LISTED ENTRIES
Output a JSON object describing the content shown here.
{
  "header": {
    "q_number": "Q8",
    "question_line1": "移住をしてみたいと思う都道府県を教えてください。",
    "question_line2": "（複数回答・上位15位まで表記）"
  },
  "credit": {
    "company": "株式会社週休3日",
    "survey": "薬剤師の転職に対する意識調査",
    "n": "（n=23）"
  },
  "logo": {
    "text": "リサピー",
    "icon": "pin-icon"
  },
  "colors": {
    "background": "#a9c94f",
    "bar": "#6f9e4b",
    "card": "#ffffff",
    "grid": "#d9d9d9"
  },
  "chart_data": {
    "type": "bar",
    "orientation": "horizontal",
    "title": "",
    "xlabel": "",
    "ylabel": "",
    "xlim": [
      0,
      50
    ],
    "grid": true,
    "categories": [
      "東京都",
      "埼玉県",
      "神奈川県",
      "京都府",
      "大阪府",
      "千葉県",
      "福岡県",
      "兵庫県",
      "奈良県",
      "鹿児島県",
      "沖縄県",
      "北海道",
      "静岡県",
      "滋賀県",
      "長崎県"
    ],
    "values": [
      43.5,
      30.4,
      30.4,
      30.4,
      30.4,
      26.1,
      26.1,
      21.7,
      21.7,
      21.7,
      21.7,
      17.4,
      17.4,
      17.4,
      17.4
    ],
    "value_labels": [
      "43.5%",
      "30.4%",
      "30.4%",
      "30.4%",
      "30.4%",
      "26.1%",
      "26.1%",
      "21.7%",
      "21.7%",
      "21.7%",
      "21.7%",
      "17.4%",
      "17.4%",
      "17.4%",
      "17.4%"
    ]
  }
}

OBJECTIVE
Write out the whole listing again, exactly as it stands.

SOLUTION TO THE PROBLEM
Output a JSON object describing the content shown here.
{
  "header": {
    "q_number": "Q8",
    "question_line1": "移住をしてみたいと思う都道府県を教えてください。",
    "question_line2": "（複数回答・上位15位まで表記）"
  },
  "credit": {
    "company": "株式会社週休3日",
    "survey": "薬剤師の転職に対する意識調査",
    "n": "（n=23）"
  },
  "logo": {
    "text": "リサピー",
    "icon": "pin-icon"
  },
  "colors": {
    "background": "#a9c94f",
    "bar": "#6f9e4b",
    "card": "#ffffff",
    "grid": "#d9d9d9"
  },
  "chart_data": {
    "type": "bar",
    "orientation": "horizontal",
    "title": "",
    "xlabel": "",
    "ylabel": "",
    "xlim": [
      0,
      50
    ],
    "grid": true,
    "categories": [
      "東京都",
      "埼玉県",
      "神奈川県",
      "京都府",
      "大阪府",
      "千葉県",
      "福岡県",
      "兵庫県",
      "奈良県",
      "鹿児島県",
      "沖縄県",
      "北海道",
      "静岡県",
      "滋賀県",
      "長崎県"
    ],
    "values": [
      43.5,
      30.4,
      30.4,
      30.4,
      30.4,
      26.1,
      26.1,
      21.7,
      21.7,
      21.7,
      21.7,
      17.4,
      17.4,
      17.4,
      17.4
    ],
    "value_labels": [
      "43.5%",
      "30.4%",
      "30.4%",
      "30.4%",
      "30.4%",
      "26.1%",
      "26.1%",
      "21.7%",
      "21.7%",
      "21.7%",
      "21.7%",
      "17.4%",
      "17.4%",
      "17.4%",
      "17.4%"
    ]
  }
}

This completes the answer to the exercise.